→ TASK BRIEF
In the records that follow, show each line where the word "value" is present.

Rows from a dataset
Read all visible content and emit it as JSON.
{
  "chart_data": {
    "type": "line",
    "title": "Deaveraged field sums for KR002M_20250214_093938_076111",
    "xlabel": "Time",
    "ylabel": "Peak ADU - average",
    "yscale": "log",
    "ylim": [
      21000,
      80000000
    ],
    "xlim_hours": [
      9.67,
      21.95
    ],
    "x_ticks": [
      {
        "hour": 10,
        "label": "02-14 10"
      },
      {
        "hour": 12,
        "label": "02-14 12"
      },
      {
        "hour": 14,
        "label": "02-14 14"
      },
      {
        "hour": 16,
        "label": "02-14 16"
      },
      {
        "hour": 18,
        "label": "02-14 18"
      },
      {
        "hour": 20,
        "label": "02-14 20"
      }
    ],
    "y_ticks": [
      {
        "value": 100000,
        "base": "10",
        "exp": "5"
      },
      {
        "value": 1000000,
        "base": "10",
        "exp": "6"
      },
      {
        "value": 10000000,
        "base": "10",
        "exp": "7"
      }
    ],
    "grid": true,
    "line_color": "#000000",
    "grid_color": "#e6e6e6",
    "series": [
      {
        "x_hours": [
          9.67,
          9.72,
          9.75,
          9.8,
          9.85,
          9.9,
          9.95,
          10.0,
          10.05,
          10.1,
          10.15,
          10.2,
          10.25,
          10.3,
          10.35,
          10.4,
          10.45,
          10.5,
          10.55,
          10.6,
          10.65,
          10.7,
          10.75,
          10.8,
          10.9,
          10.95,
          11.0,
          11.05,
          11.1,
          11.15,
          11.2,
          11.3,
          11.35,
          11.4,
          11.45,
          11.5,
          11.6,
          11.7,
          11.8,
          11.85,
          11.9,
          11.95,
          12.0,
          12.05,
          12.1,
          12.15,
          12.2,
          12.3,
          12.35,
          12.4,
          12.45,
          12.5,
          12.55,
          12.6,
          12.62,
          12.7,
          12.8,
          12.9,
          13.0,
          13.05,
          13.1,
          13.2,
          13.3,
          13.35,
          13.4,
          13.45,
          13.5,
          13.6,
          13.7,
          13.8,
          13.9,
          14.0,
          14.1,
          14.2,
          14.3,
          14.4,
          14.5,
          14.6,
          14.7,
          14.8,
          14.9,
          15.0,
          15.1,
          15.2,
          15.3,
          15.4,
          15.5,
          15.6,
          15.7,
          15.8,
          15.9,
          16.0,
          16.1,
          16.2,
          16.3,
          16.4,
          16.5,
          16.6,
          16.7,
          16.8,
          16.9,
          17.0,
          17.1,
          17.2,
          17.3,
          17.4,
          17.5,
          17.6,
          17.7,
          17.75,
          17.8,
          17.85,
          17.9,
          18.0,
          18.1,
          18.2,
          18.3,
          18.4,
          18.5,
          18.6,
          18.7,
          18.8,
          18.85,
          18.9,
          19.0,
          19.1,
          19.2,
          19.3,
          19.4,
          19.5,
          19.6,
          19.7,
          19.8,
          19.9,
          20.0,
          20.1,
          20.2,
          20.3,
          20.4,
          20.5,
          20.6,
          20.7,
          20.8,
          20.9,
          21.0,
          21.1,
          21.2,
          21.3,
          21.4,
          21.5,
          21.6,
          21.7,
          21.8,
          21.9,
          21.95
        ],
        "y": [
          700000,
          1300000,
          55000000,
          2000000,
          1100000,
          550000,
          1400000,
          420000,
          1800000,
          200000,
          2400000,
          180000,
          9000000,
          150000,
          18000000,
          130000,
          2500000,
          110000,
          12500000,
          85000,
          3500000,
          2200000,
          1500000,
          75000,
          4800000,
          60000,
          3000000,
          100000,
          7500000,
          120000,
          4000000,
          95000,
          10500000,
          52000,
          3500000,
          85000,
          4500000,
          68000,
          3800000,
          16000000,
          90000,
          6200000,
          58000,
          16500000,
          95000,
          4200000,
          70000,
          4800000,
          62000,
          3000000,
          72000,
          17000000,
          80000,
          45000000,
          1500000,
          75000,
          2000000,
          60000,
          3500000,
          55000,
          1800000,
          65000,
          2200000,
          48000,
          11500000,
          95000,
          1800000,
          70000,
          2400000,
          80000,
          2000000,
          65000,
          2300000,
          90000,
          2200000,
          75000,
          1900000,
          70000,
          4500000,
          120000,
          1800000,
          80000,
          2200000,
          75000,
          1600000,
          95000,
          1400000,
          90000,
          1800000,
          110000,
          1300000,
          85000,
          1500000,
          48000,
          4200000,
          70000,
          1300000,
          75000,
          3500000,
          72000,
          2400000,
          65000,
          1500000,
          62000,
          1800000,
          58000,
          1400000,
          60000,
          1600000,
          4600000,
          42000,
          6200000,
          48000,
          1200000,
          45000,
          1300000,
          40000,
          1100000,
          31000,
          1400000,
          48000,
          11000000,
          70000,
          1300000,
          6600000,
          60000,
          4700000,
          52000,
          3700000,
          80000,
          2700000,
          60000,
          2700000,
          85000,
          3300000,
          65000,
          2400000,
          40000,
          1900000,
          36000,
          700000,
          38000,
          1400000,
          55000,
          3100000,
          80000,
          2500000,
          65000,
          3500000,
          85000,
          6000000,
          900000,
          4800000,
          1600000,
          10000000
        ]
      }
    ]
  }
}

→ ANSWER TO THE TASK
        "value": 100000,
        "value": 1000000,
        "value": 10000000,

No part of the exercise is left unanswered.